_WRITTEN REQUEST_
Look for the line with "Parse this screenshot: output" in the entries below, then extract that line and all lines after it exactly, with pictures left out.

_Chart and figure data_
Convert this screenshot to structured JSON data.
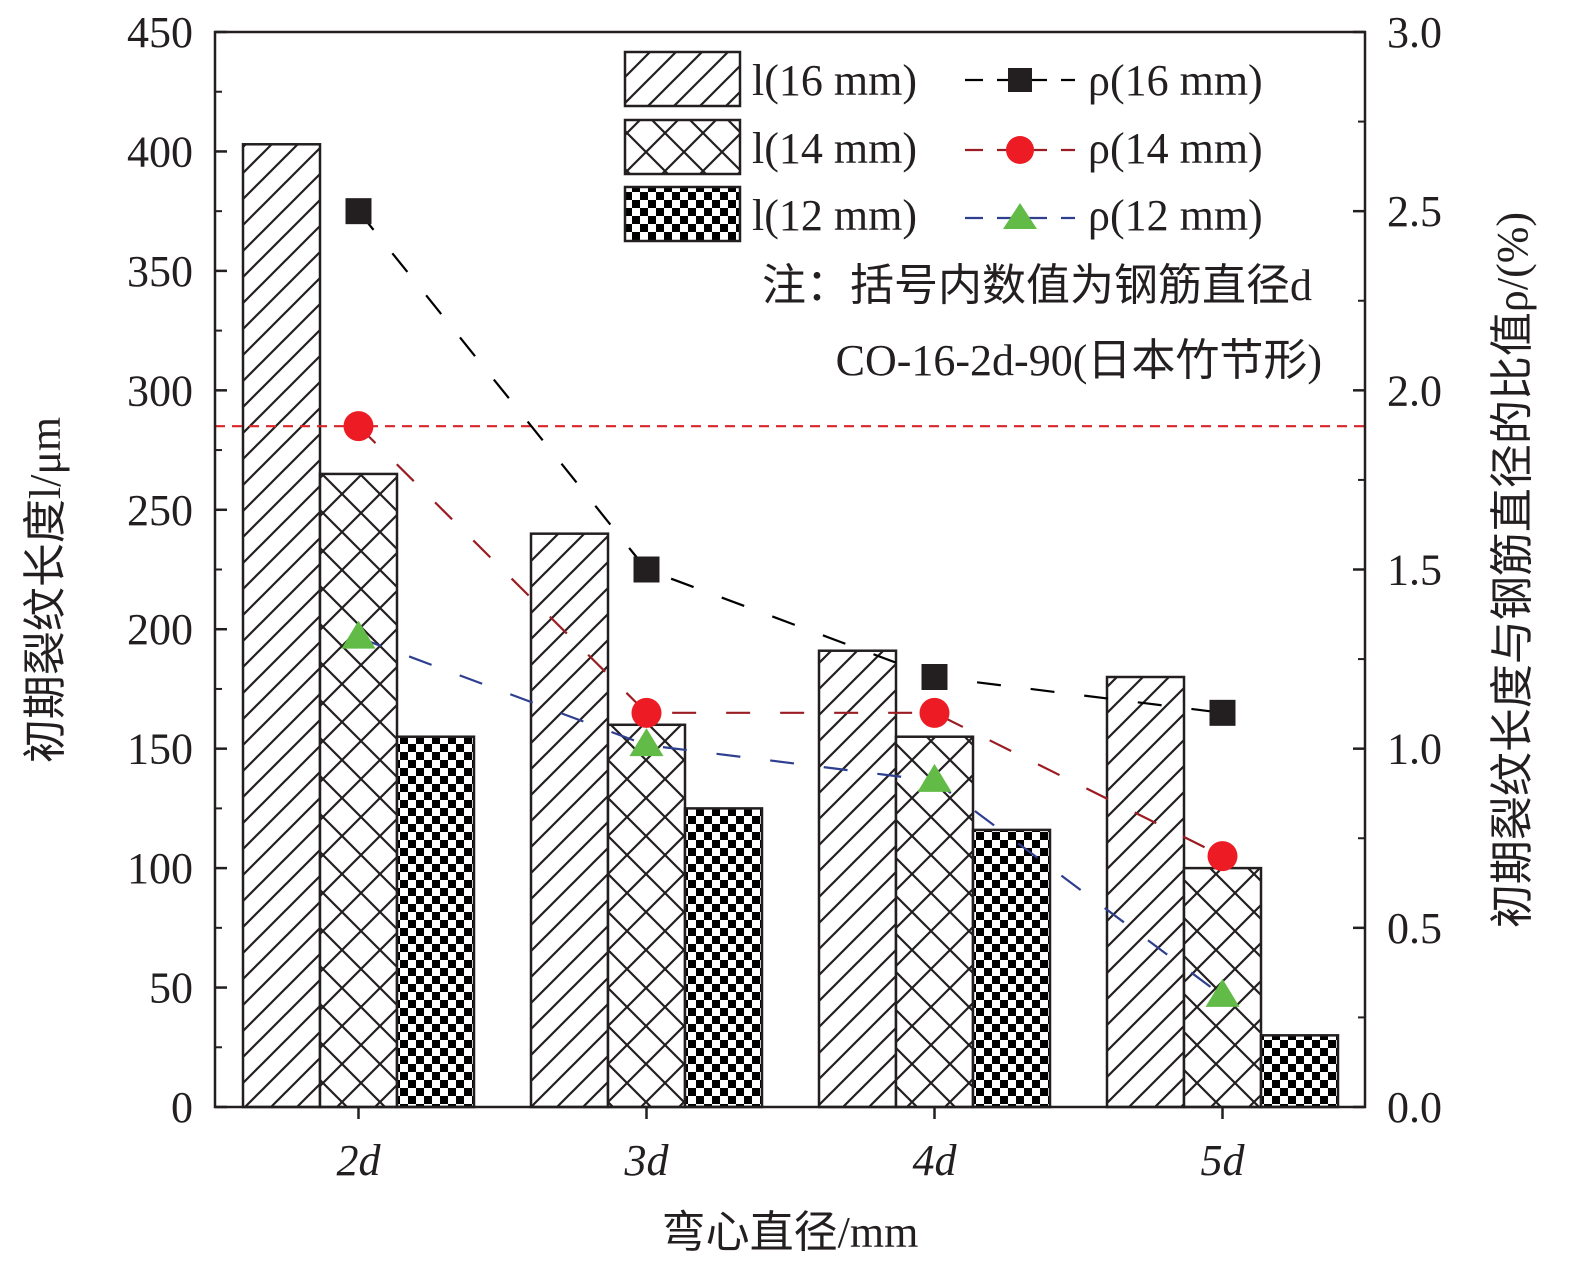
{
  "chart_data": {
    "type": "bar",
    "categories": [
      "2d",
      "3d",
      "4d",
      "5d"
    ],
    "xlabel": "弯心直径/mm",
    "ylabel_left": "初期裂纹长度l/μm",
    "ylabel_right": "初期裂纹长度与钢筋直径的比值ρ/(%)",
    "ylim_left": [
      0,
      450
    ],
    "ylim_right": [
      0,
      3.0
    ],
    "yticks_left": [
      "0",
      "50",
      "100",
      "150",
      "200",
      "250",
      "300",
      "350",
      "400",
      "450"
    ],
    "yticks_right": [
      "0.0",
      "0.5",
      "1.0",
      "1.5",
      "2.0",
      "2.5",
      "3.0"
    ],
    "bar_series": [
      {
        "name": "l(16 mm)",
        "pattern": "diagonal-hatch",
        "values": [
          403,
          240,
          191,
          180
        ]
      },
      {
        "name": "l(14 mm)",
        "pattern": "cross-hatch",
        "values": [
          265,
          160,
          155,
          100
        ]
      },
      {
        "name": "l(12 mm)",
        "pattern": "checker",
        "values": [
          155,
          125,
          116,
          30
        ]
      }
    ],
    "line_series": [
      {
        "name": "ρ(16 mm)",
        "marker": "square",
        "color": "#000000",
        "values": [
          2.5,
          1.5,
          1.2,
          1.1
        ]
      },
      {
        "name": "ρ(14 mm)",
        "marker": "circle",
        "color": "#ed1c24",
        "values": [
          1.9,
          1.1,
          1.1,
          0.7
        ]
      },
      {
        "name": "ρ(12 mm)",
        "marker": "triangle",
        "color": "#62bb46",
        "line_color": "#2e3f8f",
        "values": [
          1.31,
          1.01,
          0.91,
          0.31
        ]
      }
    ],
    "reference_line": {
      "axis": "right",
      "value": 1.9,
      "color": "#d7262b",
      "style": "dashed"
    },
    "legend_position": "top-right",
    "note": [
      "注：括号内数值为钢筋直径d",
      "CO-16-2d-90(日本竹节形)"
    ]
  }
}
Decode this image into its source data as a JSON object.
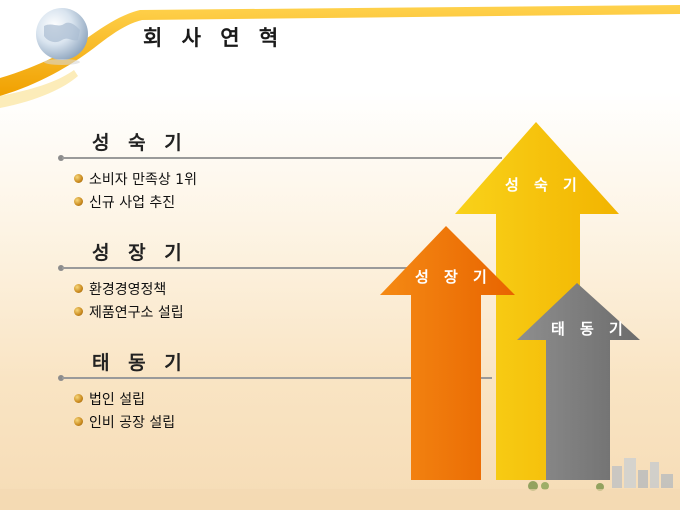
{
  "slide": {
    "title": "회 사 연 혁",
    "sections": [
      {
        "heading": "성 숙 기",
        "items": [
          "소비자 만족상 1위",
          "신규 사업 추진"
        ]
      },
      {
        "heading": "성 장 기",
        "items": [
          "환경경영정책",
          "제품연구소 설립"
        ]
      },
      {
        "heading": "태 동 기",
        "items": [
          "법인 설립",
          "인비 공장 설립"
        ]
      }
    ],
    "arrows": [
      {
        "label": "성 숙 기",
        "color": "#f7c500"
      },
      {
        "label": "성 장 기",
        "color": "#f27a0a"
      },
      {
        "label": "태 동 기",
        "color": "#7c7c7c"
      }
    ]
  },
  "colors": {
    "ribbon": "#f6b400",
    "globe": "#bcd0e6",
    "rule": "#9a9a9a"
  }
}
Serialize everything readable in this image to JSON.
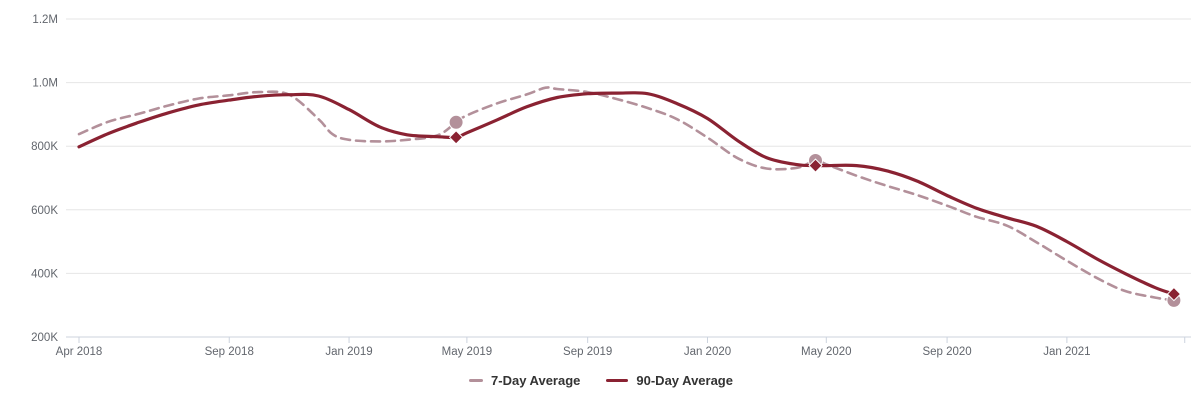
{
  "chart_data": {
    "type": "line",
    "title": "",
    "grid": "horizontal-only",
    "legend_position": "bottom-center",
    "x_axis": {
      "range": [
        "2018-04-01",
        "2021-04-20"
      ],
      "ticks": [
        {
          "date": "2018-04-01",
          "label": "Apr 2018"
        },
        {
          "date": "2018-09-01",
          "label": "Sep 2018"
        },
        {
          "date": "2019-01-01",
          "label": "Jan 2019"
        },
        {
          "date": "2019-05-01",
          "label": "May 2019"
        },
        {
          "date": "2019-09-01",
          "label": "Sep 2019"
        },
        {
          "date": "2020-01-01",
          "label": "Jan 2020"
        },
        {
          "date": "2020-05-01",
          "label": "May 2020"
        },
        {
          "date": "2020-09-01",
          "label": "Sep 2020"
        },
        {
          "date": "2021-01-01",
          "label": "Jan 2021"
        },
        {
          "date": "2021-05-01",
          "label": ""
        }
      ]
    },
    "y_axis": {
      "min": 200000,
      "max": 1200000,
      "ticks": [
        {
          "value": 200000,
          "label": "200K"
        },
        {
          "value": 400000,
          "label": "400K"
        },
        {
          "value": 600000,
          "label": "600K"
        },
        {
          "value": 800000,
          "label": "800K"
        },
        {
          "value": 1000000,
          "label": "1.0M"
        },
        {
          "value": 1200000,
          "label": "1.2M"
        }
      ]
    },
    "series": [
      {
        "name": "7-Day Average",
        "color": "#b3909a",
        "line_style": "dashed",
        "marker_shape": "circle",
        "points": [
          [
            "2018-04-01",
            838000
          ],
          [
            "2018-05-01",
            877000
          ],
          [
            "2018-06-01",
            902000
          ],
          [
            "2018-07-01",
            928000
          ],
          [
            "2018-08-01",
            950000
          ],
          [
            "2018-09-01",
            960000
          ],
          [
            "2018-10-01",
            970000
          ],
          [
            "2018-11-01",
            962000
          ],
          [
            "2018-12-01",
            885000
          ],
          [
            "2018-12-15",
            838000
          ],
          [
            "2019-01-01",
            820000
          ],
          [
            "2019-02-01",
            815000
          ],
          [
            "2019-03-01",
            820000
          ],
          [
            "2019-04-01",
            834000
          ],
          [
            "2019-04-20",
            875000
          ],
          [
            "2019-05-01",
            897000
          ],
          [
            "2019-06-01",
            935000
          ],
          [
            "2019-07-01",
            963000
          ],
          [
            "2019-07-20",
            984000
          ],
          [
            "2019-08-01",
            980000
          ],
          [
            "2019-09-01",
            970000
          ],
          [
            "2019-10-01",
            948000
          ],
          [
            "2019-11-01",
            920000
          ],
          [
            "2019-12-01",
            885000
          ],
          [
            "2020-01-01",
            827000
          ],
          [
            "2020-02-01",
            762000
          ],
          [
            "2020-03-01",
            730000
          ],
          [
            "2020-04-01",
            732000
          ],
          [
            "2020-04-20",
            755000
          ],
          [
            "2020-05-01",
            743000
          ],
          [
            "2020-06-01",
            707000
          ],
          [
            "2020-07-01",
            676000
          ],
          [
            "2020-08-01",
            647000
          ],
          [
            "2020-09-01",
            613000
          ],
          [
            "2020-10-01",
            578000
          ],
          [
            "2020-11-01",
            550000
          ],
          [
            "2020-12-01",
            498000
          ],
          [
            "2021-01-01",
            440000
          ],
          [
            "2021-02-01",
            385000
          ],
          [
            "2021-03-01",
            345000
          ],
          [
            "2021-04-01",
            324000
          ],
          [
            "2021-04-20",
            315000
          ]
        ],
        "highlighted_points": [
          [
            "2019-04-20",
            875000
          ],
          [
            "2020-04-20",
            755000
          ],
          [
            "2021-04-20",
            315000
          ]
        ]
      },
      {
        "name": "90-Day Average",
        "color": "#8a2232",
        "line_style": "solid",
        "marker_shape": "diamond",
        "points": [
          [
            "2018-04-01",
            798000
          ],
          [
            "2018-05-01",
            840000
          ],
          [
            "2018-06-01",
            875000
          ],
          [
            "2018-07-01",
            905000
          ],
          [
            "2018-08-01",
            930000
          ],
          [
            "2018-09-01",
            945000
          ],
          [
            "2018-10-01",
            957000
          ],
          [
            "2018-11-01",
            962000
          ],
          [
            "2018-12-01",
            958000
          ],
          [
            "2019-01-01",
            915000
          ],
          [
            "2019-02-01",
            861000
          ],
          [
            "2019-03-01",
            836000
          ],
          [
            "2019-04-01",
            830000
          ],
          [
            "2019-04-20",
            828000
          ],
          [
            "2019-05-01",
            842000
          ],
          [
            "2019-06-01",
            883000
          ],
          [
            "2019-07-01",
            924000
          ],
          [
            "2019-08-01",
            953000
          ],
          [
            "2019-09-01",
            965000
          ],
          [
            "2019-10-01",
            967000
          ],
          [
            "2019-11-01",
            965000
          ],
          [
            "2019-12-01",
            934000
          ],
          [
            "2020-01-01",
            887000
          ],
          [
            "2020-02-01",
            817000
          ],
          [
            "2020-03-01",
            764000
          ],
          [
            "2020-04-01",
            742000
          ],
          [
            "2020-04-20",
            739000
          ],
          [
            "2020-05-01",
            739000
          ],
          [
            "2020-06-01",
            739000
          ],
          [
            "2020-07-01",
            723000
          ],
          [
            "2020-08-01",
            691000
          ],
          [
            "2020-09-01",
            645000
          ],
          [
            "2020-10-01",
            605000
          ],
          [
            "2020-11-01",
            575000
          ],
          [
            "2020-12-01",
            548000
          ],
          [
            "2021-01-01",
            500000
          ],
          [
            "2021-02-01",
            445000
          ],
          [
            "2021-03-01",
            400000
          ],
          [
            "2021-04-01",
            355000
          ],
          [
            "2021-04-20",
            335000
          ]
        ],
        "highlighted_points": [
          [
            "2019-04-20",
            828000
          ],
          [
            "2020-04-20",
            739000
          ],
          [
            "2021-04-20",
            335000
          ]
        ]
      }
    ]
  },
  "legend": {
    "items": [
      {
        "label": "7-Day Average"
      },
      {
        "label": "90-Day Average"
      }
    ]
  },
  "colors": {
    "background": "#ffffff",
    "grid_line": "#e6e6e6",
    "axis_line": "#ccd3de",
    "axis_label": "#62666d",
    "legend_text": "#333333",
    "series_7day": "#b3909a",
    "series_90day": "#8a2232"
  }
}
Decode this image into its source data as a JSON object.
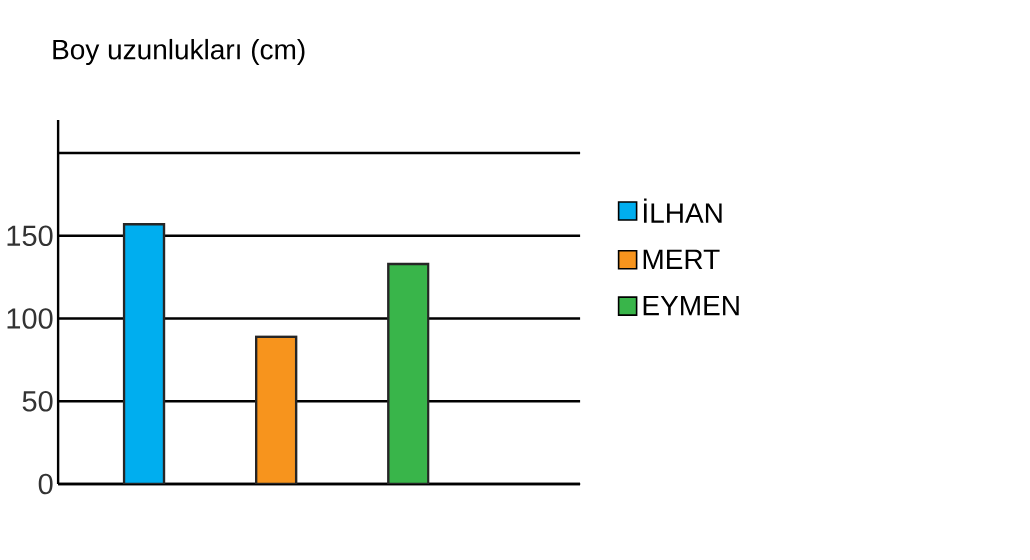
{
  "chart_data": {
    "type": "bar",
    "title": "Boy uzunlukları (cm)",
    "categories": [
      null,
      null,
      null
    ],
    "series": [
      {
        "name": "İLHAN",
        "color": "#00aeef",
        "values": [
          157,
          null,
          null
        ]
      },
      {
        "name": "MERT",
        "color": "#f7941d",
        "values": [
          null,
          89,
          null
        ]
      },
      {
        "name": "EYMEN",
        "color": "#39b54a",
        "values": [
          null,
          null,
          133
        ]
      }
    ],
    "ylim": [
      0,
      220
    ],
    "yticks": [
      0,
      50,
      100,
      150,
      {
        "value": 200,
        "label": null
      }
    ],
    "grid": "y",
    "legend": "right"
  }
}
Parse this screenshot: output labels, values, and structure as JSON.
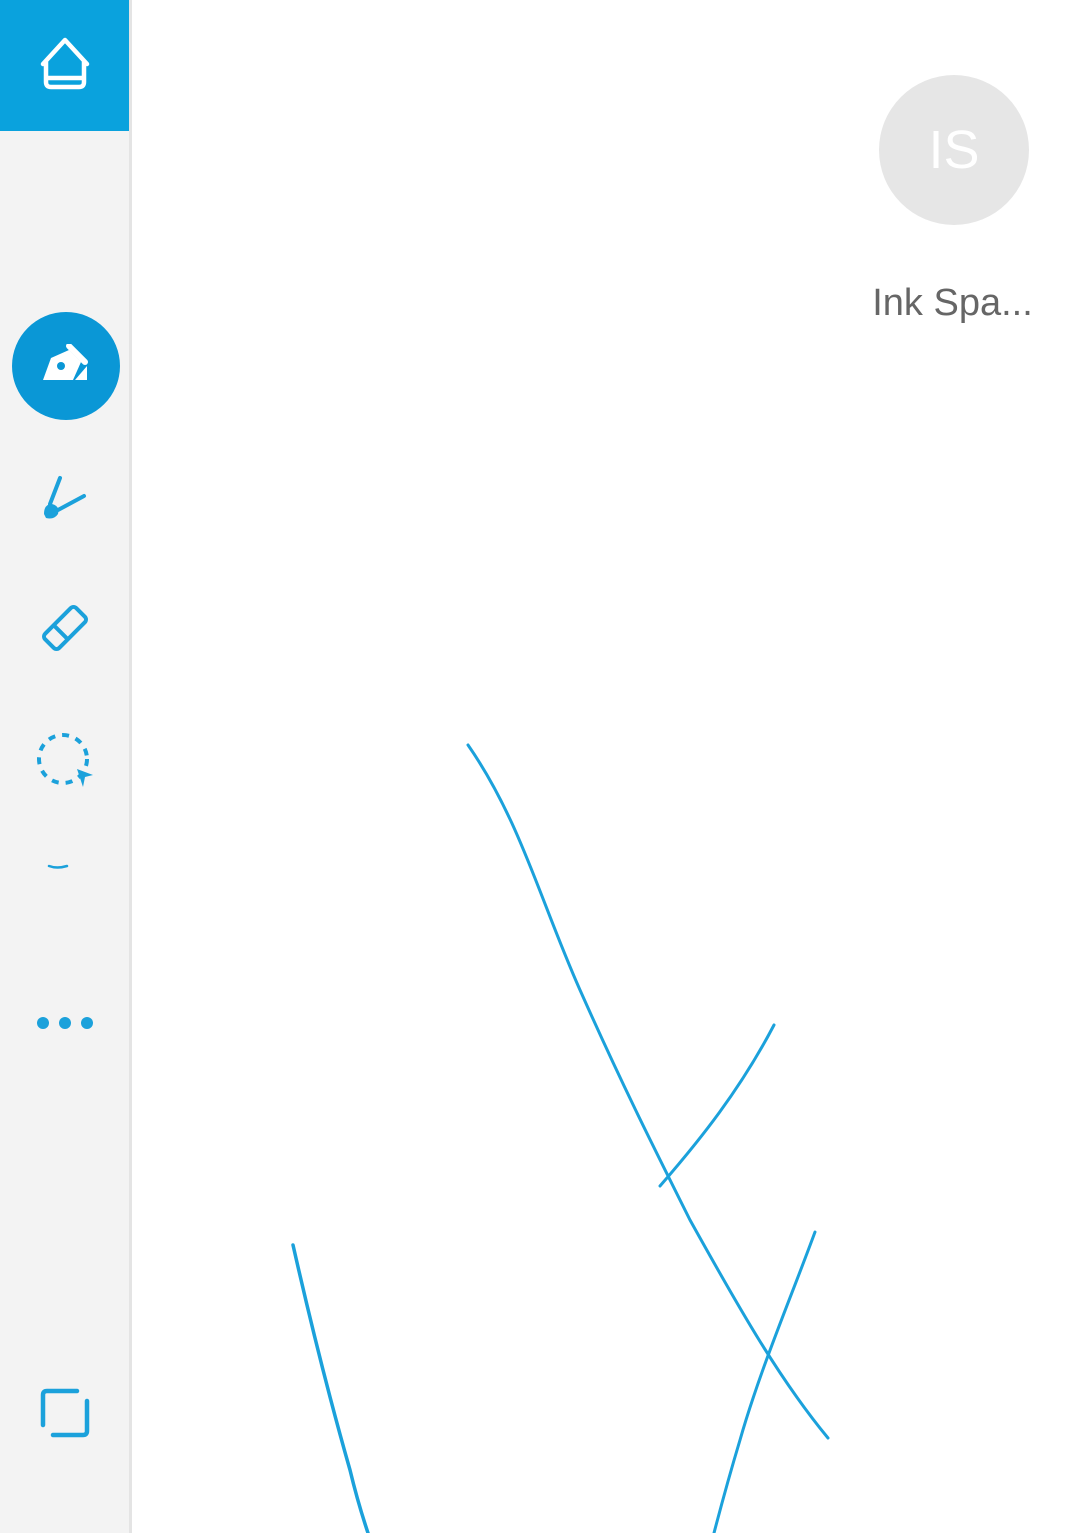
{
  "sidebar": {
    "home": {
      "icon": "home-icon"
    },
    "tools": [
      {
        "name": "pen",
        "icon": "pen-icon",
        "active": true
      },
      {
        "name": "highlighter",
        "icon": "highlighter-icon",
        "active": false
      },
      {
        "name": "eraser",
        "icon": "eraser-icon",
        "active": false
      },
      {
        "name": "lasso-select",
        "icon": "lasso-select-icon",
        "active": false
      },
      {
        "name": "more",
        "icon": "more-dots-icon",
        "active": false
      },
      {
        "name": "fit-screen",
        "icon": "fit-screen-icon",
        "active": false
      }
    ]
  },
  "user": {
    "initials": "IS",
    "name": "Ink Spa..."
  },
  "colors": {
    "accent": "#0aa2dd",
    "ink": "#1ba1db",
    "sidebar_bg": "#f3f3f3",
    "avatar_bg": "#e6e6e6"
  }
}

_SOLVED PROBLEM_
Parse this screenshot: output labels, values, and structure as JSON.
{
  "sidebar": {
    "home": {
      "icon": "home-icon"
    },
    "tools": [
      {
        "name": "pen",
        "icon": "pen-icon",
        "active": true
      },
      {
        "name": "highlighter",
        "icon": "highlighter-icon",
        "active": false
      },
      {
        "name": "eraser",
        "icon": "eraser-icon",
        "active": false
      },
      {
        "name": "lasso-select",
        "icon": "lasso-select-icon",
        "active": false
      },
      {
        "name": "more",
        "icon": "more-dots-icon",
        "active": false
      },
      {
        "name": "fit-screen",
        "icon": "fit-screen-icon",
        "active": false
      }
    ]
  },
  "user": {
    "initials": "IS",
    "name": "Ink Spa..."
  },
  "colors": {
    "accent": "#0aa2dd",
    "ink": "#1ba1db",
    "sidebar_bg": "#f3f3f3",
    "avatar_bg": "#e6e6e6"
  }
}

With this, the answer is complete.